EXERCISE DIRECTIONS => Change every "subject-line" in the lines below to "subject-text", leaving everything else unchanged, and leave the pictures out of your answer.

◇ ◇ ◇

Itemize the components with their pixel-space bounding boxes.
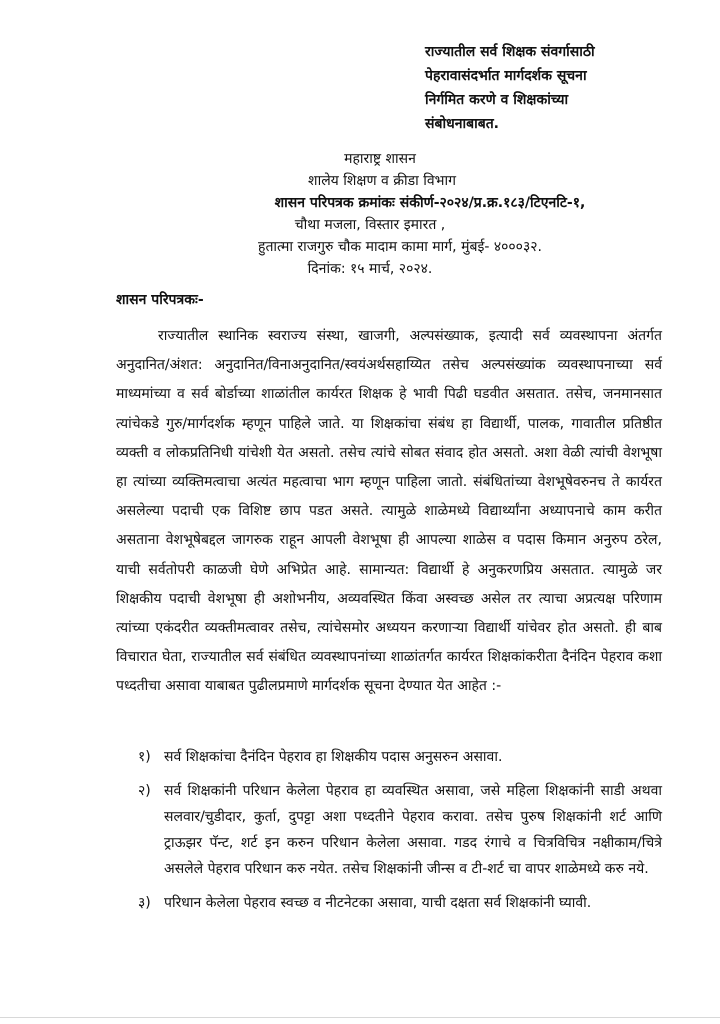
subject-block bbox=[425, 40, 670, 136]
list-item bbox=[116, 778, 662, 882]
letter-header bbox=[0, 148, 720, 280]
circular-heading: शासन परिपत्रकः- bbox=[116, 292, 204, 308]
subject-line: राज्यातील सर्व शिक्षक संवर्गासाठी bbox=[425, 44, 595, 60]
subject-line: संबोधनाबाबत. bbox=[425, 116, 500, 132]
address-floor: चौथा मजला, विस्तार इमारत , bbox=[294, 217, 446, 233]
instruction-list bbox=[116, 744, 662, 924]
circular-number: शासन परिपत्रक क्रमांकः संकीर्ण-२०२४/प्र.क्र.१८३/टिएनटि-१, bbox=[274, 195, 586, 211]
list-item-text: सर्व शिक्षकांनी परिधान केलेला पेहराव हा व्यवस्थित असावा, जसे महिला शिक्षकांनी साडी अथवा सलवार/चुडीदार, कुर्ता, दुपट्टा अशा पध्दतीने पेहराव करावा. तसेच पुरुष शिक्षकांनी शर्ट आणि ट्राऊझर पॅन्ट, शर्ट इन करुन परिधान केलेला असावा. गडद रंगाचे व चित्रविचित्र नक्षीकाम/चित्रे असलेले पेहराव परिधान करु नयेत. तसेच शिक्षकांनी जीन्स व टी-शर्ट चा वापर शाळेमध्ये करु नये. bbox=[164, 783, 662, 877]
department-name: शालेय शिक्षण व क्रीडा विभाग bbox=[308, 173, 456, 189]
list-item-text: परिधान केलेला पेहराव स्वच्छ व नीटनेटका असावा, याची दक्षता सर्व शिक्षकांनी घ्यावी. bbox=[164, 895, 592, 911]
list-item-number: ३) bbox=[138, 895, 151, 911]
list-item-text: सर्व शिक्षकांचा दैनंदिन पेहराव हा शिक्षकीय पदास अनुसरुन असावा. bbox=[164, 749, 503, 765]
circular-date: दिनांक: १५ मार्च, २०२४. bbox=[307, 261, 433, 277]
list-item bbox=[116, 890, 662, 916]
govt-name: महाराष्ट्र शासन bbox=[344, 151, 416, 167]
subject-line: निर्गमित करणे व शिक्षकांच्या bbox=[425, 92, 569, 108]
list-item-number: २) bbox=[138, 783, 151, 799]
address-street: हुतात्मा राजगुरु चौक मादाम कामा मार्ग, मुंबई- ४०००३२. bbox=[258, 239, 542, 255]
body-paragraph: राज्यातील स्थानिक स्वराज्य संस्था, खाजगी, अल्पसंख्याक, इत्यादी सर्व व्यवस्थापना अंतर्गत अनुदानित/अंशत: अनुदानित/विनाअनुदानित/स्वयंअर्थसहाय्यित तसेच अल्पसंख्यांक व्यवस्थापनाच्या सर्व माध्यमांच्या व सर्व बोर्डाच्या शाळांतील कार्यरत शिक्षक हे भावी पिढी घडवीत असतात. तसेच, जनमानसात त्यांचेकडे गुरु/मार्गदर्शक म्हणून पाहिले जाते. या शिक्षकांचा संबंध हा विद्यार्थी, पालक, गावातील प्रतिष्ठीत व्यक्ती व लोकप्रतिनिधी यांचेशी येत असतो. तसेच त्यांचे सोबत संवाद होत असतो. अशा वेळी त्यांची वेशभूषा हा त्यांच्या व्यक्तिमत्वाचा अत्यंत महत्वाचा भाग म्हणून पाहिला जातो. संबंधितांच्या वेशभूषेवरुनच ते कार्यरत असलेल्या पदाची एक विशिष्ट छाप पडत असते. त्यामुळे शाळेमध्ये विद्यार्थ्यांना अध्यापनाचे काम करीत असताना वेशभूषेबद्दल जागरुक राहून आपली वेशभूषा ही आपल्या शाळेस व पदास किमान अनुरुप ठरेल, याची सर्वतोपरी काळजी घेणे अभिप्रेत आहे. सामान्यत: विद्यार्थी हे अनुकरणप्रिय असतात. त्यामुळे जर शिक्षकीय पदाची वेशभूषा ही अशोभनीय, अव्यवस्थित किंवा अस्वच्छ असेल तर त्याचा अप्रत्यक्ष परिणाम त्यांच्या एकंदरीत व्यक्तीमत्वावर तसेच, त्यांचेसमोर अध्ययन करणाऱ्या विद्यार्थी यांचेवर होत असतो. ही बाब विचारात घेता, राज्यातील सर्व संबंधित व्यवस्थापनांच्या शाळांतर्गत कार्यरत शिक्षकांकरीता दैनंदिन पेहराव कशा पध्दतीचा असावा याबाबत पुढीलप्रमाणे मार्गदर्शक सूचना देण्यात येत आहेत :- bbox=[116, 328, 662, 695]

◇ ◇ ◇

THE RESPONSE =>
Itemize the components with their pixel-space bounding boxes.
subject-block bbox=[425, 40, 670, 136]
list-item bbox=[116, 778, 662, 882]
letter-header bbox=[0, 148, 720, 280]
circular-heading: शासन परिपत्रकः- bbox=[116, 292, 204, 308]
subject-text: राज्यातील सर्व शिक्षक संवर्गासाठी bbox=[425, 44, 595, 60]
subject-text: संबोधनाबाबत. bbox=[425, 116, 500, 132]
address-floor: चौथा मजला, विस्तार इमारत , bbox=[294, 217, 446, 233]
instruction-list bbox=[116, 744, 662, 924]
circular-number: शासन परिपत्रक क्रमांकः संकीर्ण-२०२४/प्र.क्र.१८३/टिएनटि-१, bbox=[274, 195, 586, 211]
list-item-text: सर्व शिक्षकांनी परिधान केलेला पेहराव हा व्यवस्थित असावा, जसे महिला शिक्षकांनी साडी अथवा सलवार/चुडीदार, कुर्ता, दुपट्टा अशा पध्दतीने पेहराव करावा. तसेच पुरुष शिक्षकांनी शर्ट आणि ट्राऊझर पॅन्ट, शर्ट इन करुन परिधान केलेला असावा. गडद रंगाचे व चित्रविचित्र नक्षीकाम/चित्रे असलेले पेहराव परिधान करु नयेत. तसेच शिक्षकांनी जीन्स व टी-शर्ट चा वापर शाळेमध्ये करु नये. bbox=[164, 783, 662, 877]
department-name: शालेय शिक्षण व क्रीडा विभाग bbox=[308, 173, 456, 189]
list-item-text: परिधान केलेला पेहराव स्वच्छ व नीटनेटका असावा, याची दक्षता सर्व शिक्षकांनी घ्यावी. bbox=[164, 895, 592, 911]
list-item-number: ३) bbox=[138, 895, 151, 911]
list-item-text: सर्व शिक्षकांचा दैनंदिन पेहराव हा शिक्षकीय पदास अनुसरुन असावा. bbox=[164, 749, 503, 765]
circular-date: दिनांक: १५ मार्च, २०२४. bbox=[307, 261, 433, 277]
list-item bbox=[116, 890, 662, 916]
govt-name: महाराष्ट्र शासन bbox=[344, 151, 416, 167]
subject-text: निर्गमित करणे व शिक्षकांच्या bbox=[425, 92, 569, 108]
list-item-number: २) bbox=[138, 783, 151, 799]
address-street: हुतात्मा राजगुरु चौक मादाम कामा मार्ग, मुंबई- ४०००३२. bbox=[258, 239, 542, 255]
body-paragraph: राज्यातील स्थानिक स्वराज्य संस्था, खाजगी, अल्पसंख्याक, इत्यादी सर्व व्यवस्थापना अंतर्गत अनुदानित/अंशत: अनुदानित/विनाअनुदानित/स्वयंअर्थसहाय्यित तसेच अल्पसंख्यांक व्यवस्थापनाच्या सर्व माध्यमांच्या व सर्व बोर्डाच्या शाळांतील कार्यरत शिक्षक हे भावी पिढी घडवीत असतात. तसेच, जनमानसात त्यांचेकडे गुरु/मार्गदर्शक म्हणून पाहिले जाते. या शिक्षकांचा संबंध हा विद्यार्थी, पालक, गावातील प्रतिष्ठीत व्यक्ती व लोकप्रतिनिधी यांचेशी येत असतो. तसेच त्यांचे सोबत संवाद होत असतो. अशा वेळी त्यांची वेशभूषा हा त्यांच्या व्यक्तिमत्वाचा अत्यंत महत्वाचा भाग म्हणून पाहिला जातो. संबंधितांच्या वेशभूषेवरुनच ते कार्यरत असलेल्या पदाची एक विशिष्ट छाप पडत असते. त्यामुळे शाळेमध्ये विद्यार्थ्यांना अध्यापनाचे काम करीत असताना वेशभूषेबद्दल जागरुक राहून आपली वेशभूषा ही आपल्या शाळेस व पदास किमान अनुरुप ठरेल, याची सर्वतोपरी काळजी घेणे अभिप्रेत आहे. सामान्यत: विद्यार्थी हे अनुकरणप्रिय असतात. त्यामुळे जर शिक्षकीय पदाची वेशभूषा ही अशोभनीय, अव्यवस्थित किंवा अस्वच्छ असेल तर त्याचा अप्रत्यक्ष परिणाम त्यांच्या एकंदरीत व्यक्तीमत्वावर तसेच, त्यांचेसमोर अध्ययन करणाऱ्या विद्यार्थी यांचेवर होत असतो. ही बाब विचारात घेता, राज्यातील सर्व संबंधित व्यवस्थापनांच्या शाळांतर्गत कार्यरत शिक्षकांकरीता दैनंदिन पेहराव कशा पध्दतीचा असावा याबाबत पुढीलप्रमाणे मार्गदर्शक सूचना देण्यात येत आहेत :- bbox=[116, 328, 662, 695]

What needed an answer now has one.